Saved data entries:
□ □ □ □ □
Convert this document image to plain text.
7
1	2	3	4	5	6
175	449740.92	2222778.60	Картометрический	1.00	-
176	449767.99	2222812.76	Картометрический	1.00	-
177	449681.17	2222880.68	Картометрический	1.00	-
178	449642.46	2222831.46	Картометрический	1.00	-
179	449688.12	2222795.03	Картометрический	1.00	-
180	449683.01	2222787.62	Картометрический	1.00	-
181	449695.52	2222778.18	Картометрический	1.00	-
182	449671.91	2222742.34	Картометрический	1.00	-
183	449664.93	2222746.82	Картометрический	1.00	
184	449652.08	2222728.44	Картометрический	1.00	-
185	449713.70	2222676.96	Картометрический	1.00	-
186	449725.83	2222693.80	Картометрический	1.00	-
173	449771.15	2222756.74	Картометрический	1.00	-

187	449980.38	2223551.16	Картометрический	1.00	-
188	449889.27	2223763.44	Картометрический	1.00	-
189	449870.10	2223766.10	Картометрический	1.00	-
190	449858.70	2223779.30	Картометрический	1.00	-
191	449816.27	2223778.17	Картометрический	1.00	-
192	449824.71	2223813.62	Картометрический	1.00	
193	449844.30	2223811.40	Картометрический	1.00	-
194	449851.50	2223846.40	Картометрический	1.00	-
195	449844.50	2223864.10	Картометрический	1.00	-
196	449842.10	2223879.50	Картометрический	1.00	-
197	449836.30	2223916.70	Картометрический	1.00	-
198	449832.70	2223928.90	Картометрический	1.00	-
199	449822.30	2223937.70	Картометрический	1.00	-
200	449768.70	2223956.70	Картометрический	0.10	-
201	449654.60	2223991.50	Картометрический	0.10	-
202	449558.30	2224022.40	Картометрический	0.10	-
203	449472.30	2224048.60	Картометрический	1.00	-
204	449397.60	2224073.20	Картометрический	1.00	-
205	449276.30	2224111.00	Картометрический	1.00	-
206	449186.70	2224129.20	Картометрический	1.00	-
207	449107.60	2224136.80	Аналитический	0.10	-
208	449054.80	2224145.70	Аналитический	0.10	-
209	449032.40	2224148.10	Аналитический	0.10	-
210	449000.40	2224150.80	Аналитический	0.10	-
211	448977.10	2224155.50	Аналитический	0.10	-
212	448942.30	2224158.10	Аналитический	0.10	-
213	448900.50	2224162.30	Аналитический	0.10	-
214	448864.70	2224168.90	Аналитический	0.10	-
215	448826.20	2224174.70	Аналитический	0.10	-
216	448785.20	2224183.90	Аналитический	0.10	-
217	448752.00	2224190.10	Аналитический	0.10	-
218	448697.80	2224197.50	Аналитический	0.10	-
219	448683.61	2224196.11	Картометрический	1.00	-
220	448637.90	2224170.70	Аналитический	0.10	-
□ □ □ □ □
EXERCISE AIM
Reproduce all the records precisely.

OUTPUT OF THE TASK
Convert this document image to plain text.
7
1	2	3	4	5	6
175	449740.92	2222778.60	Картометрический	1.00	-
176	449767.99	2222812.76	Картометрический	1.00	-
177	449681.17	2222880.68	Картометрический	1.00	-
178	449642.46	2222831.46	Картометрический	1.00	-
179	449688.12	2222795.03	Картометрический	1.00	-
180	449683.01	2222787.62	Картометрический	1.00	-
181	449695.52	2222778.18	Картометрический	1.00	-
182	449671.91	2222742.34	Картометрический	1.00	-
183	449664.93	2222746.82	Картометрический	1.00	
184	449652.08	2222728.44	Картометрический	1.00	-
185	449713.70	2222676.96	Картометрический	1.00	-
186	449725.83	2222693.80	Картометрический	1.00	-
173	449771.15	2222756.74	Картометрический	1.00	-

187	449980.38	2223551.16	Картометрический	1.00	-
188	449889.27	2223763.44	Картометрический	1.00	-
189	449870.10	2223766.10	Картометрический	1.00	-
190	449858.70	2223779.30	Картометрический	1.00	-
191	449816.27	2223778.17	Картометрический	1.00	-
192	449824.71	2223813.62	Картометрический	1.00	
193	449844.30	2223811.40	Картометрический	1.00	-
194	449851.50	2223846.40	Картометрический	1.00	-
195	449844.50	2223864.10	Картометрический	1.00	-
196	449842.10	2223879.50	Картометрический	1.00	-
197	449836.30	2223916.70	Картометрический	1.00	-
198	449832.70	2223928.90	Картометрический	1.00	-
199	449822.30	2223937.70	Картометрический	1.00	-
200	449768.70	2223956.70	Картометрический	0.10	-
201	449654.60	2223991.50	Картометрический	0.10	-
202	449558.30	2224022.40	Картометрический	0.10	-
203	449472.30	2224048.60	Картометрический	1.00	-
204	449397.60	2224073.20	Картометрический	1.00	-
205	449276.30	2224111.00	Картометрический	1.00	-
206	449186.70	2224129.20	Картометрический	1.00	-
207	449107.60	2224136.80	Аналитический	0.10	-
208	449054.80	2224145.70	Аналитический	0.10	-
209	449032.40	2224148.10	Аналитический	0.10	-
210	449000.40	2224150.80	Аналитический	0.10	-
211	448977.10	2224155.50	Аналитический	0.10	-
212	448942.30	2224158.10	Аналитический	0.10	-
213	448900.50	2224162.30	Аналитический	0.10	-
214	448864.70	2224168.90	Аналитический	0.10	-
215	448826.20	2224174.70	Аналитический	0.10	-
216	448785.20	2224183.90	Аналитический	0.10	-
217	448752.00	2224190.10	Аналитический	0.10	-
218	448697.80	2224197.50	Аналитический	0.10	-
219	448683.61	2224196.11	Картометрический	1.00	-
220	448637.90	2224170.70	Аналитический	0.10	-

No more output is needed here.